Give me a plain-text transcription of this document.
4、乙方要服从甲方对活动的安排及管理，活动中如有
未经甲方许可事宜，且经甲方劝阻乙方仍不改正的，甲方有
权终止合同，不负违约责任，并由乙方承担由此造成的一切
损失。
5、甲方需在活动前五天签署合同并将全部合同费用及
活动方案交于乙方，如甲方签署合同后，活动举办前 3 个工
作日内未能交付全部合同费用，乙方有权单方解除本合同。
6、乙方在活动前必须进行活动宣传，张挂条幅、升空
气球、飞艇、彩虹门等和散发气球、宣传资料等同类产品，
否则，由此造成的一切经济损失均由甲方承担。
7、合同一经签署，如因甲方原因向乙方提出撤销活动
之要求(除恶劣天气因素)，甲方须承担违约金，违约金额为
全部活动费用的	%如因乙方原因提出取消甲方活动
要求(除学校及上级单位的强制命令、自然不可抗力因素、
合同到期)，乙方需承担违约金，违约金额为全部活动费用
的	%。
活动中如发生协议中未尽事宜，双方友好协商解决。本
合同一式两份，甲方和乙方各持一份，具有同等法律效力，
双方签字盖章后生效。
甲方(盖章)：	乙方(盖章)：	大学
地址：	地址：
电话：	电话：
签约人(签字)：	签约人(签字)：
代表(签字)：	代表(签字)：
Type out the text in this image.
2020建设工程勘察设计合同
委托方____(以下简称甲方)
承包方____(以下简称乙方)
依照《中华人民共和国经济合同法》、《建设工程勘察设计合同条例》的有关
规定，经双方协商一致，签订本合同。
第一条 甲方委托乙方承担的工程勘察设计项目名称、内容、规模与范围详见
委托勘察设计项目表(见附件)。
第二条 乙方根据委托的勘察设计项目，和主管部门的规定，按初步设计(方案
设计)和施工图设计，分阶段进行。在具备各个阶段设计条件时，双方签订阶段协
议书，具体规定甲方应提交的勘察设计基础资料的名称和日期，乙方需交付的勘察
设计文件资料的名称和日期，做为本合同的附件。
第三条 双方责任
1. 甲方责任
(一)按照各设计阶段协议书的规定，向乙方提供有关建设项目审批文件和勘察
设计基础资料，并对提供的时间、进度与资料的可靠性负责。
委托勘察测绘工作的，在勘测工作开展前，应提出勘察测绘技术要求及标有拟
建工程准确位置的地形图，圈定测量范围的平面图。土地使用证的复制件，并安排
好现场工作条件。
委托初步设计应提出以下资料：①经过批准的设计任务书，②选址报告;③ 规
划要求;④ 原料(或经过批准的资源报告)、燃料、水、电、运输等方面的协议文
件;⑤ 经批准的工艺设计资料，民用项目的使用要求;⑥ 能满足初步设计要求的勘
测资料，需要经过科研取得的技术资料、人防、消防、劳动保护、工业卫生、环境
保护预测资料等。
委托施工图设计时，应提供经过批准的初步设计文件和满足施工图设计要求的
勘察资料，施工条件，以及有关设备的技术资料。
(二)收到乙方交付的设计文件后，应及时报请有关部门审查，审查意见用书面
........
→ **WHAT THE TASK ASKS**:
Identify each line in the entries with the word "this" and copy it.

→ **EXERCISE SOLUTION**:
Give me a plain-text transcription of this document.
Type out the text in this image.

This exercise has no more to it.